━━ Supplied information ━━

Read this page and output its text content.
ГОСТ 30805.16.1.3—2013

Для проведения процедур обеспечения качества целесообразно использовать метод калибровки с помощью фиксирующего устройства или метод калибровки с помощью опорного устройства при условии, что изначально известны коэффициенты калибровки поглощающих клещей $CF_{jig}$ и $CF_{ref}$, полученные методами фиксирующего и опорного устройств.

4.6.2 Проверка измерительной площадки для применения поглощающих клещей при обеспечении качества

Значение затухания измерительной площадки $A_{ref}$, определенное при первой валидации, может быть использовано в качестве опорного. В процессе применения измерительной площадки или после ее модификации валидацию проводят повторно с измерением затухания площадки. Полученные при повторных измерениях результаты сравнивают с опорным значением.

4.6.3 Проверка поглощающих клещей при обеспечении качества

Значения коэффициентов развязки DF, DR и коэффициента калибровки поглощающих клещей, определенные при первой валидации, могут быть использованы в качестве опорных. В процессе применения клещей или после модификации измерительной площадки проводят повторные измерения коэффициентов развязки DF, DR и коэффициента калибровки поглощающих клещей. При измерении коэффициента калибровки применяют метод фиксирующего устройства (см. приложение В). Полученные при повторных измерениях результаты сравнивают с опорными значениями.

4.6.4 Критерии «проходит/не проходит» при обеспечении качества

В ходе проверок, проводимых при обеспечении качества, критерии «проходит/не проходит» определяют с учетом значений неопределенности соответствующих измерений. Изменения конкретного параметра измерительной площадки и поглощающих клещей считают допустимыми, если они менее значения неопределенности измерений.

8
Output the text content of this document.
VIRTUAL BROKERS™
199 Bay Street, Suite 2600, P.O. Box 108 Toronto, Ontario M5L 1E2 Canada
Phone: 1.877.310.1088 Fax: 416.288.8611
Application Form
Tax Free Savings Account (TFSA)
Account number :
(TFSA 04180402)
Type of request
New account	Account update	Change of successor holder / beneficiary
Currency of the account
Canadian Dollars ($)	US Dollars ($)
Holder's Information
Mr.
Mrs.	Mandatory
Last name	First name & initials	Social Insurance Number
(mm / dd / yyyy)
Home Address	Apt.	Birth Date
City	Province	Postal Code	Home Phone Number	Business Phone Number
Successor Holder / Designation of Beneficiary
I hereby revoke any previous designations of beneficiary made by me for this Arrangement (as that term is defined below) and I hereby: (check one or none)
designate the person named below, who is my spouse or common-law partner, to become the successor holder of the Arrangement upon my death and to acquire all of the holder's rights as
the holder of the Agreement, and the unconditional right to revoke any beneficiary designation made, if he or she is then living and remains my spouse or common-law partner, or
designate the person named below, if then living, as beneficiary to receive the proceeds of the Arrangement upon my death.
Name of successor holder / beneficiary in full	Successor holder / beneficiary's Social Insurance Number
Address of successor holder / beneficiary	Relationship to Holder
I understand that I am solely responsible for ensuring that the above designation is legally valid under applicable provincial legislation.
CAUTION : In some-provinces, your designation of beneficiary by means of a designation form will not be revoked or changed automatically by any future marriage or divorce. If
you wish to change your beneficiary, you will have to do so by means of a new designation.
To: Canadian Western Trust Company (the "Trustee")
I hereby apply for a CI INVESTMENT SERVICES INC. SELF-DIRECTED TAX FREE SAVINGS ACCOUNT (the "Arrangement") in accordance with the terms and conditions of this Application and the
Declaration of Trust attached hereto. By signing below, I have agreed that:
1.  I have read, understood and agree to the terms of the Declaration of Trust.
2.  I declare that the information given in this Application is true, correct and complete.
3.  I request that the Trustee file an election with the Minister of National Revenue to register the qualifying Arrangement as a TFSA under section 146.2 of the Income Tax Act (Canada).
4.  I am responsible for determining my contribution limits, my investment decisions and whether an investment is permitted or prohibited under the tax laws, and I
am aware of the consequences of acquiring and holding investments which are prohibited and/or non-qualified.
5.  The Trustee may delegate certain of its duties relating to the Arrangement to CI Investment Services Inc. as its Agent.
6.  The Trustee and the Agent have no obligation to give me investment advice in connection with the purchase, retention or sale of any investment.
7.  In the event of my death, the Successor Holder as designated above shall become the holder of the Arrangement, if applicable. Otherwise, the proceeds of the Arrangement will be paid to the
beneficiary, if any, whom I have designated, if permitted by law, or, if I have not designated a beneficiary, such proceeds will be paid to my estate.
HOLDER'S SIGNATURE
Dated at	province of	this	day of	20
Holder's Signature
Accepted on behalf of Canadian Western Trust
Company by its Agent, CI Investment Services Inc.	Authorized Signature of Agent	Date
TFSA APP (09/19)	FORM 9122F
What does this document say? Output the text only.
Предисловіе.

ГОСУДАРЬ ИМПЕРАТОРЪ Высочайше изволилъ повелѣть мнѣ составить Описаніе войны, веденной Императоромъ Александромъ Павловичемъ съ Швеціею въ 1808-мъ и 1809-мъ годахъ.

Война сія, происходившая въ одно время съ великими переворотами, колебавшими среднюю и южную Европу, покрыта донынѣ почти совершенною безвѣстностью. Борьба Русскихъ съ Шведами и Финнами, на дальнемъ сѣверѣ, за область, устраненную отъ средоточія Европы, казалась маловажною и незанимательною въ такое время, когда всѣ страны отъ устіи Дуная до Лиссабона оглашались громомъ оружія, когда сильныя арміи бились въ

━━━

Copy out every line where the word "TFSA" occurs.

Tax Free Savings Account (TFSA)
(TFSA 04180402)
3.  I request that the Trustee file an election with the Minister of National Revenue to register the qualifying Arrangement as a TFSA under section 146.2 of the Income Tax Act (Canada).
TFSA APP (09/19)	FORM 9122F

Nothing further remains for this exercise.